## Exercise:
Transcribe every line of the data below verbatim, character for character.

[Layout records]
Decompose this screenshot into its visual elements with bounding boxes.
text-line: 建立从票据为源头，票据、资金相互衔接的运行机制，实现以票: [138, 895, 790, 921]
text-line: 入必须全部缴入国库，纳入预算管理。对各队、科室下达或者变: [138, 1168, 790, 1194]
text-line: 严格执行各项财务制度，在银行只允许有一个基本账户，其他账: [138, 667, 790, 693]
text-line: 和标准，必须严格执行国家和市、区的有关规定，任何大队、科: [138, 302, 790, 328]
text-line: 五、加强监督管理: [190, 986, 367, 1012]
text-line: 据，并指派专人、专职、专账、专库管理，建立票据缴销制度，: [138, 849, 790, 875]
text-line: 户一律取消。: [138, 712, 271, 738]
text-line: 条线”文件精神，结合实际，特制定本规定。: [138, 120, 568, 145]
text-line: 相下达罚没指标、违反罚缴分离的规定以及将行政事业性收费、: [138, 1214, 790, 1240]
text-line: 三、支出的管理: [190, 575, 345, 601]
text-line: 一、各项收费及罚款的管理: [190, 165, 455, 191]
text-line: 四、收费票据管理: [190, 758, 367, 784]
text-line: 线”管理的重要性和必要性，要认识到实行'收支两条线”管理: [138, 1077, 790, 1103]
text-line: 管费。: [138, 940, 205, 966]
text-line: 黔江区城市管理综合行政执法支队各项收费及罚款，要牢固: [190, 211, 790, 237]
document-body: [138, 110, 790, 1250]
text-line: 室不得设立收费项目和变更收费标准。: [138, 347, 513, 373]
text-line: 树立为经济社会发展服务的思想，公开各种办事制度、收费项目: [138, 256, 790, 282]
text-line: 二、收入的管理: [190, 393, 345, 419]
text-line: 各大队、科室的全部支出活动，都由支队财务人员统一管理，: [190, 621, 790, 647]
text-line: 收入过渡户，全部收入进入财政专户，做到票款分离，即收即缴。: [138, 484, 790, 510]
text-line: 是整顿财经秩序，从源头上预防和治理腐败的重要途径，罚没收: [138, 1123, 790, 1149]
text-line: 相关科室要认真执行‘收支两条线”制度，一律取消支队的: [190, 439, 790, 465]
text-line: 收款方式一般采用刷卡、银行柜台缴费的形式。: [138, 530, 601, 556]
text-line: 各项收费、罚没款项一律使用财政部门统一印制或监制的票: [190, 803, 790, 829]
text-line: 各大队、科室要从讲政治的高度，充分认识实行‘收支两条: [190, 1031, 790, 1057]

## Solution below:
Decompose this screenshot into its visual elements with bounding boxes.
text-line: 建立从票据为源头，票据、资金相互衔接的运行机制，实现以票: [138, 895, 790, 921]
text-line: 入必须全部缴入国库，纳入预算管理。对各队、科室下达或者变: [138, 1168, 790, 1194]
text-line: 严格执行各项财务制度，在银行只允许有一个基本账户，其他账: [138, 667, 790, 693]
text-line: 和标准，必须严格执行国家和市、区的有关规定，任何大队、科: [138, 302, 790, 328]
text-line: 五、加强监督管理: [190, 986, 367, 1012]
text-line: 据，并指派专人、专职、专账、专库管理，建立票据缴销制度，: [138, 849, 790, 875]
text-line: 户一律取消。: [138, 712, 271, 738]
text-line: 条线”文件精神，结合实际，特制定本规定。: [138, 120, 568, 145]
text-line: 相下达罚没指标、违反罚缴分离的规定以及将行政事业性收费、: [138, 1214, 790, 1240]
text-line: 三、支出的管理: [190, 575, 345, 601]
text-line: 一、各项收费及罚款的管理: [190, 165, 455, 191]
text-line: 四、收费票据管理: [190, 758, 367, 784]
text-line: 线”管理的重要性和必要性，要认识到实行'收支两条线”管理: [138, 1077, 790, 1103]
text-line: 管费。: [138, 940, 205, 966]
text-line: 黔江区城市管理综合行政执法支队各项收费及罚款，要牢固: [190, 211, 790, 237]
document-body: [138, 110, 790, 1250]
text-line: 室不得设立收费项目和变更收费标准。: [138, 347, 513, 373]
text-line: 树立为经济社会发展服务的思想，公开各种办事制度、收费项目: [138, 256, 790, 282]
text-line: 二、收入的管理: [190, 393, 345, 419]
text-line: 各大队、科室的全部支出活动，都由支队财务人员统一管理，: [190, 621, 790, 647]
text-line: 收入过渡户，全部收入进入财政专户，做到票款分离，即收即缴。: [138, 484, 790, 510]
text-line: 是整顿财经秩序，从源头上预防和治理腐败的重要途径，罚没收: [138, 1123, 790, 1149]
text-line: 相关科室要认真执行‘收支两条线”制度，一律取消支队的: [190, 439, 790, 465]
text-line: 收款方式一般采用刷卡、银行柜台缴费的形式。: [138, 530, 601, 556]
text-line: 各项收费、罚没款项一律使用财政部门统一印制或监制的票: [190, 803, 790, 829]
text-line: 各大队、科室要从讲政治的高度，充分认识实行‘收支两条: [190, 1031, 790, 1057]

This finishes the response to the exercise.